## [What needs to be done]
Records follow. Select each line holding "个性化的消费".

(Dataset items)
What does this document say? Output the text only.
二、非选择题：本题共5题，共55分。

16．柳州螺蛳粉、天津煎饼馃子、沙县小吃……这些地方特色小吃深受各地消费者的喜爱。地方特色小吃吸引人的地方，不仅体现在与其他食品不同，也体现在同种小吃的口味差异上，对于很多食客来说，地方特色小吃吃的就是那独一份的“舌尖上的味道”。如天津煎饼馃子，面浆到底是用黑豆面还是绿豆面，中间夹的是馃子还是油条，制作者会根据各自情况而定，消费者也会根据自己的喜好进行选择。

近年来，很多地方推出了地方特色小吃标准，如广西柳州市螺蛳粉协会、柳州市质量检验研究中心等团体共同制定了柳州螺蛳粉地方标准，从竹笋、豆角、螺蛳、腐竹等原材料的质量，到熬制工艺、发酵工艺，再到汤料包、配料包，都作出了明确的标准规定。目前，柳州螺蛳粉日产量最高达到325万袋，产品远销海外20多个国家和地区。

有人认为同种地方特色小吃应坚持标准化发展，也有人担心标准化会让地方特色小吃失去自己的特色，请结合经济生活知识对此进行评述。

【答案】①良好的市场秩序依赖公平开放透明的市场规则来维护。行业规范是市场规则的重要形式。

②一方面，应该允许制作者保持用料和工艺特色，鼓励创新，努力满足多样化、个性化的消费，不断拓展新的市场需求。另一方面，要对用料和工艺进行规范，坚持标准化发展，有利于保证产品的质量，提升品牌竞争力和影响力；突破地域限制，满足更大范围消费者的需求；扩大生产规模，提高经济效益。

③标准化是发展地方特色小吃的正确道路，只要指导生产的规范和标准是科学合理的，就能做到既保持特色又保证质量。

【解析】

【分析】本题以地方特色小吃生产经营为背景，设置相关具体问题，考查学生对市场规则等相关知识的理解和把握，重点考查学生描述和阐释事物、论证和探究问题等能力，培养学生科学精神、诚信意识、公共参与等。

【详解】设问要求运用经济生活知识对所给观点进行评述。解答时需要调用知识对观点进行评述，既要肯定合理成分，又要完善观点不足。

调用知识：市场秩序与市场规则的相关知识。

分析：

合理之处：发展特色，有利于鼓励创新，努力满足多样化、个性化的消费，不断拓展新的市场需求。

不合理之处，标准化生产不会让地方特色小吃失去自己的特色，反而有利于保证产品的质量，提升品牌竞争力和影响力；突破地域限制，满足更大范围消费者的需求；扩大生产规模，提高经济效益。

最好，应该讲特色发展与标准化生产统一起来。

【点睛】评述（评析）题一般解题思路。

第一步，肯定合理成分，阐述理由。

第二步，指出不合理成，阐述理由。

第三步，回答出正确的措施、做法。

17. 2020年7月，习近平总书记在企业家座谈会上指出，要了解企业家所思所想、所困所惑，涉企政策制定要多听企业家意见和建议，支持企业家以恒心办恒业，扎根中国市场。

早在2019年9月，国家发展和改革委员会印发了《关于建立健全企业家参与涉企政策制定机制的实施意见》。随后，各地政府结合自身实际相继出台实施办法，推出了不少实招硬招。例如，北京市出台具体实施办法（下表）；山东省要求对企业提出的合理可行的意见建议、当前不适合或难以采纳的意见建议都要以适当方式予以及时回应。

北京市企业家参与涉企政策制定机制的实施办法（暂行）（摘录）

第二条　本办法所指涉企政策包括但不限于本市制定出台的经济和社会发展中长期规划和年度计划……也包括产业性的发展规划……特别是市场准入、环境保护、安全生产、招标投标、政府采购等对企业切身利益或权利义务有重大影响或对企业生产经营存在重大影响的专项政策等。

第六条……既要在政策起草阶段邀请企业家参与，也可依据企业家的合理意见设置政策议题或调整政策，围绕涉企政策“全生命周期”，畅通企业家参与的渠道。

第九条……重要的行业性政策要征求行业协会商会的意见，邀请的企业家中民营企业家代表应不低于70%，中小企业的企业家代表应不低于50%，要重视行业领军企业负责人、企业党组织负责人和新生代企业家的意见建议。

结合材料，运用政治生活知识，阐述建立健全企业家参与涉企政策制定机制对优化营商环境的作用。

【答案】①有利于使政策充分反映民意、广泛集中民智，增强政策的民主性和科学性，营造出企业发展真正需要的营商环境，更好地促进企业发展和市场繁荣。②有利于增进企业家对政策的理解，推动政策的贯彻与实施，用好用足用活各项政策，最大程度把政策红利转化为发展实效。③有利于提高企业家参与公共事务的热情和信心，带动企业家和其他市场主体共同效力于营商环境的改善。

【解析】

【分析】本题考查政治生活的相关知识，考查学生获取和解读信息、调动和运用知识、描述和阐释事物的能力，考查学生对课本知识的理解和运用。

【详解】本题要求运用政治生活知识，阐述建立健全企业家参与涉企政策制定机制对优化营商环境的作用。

## [Written solution]
②一方面，应该允许制作者保持用料和工艺特色，鼓励创新，努力满足多样化、个性化的消费，不断拓展新的市场需求。另一方面，要对用料和工艺进行规范，坚持标准化发展，有利于保证产品的质量，提升品牌竞争力和影响力；突破地域限制，满足更大范围消费者的需求；扩大生产规模，提高经济效益。
合理之处：发展特色，有利于鼓励创新，努力满足多样化、个性化的消费，不断拓展新的市场需求。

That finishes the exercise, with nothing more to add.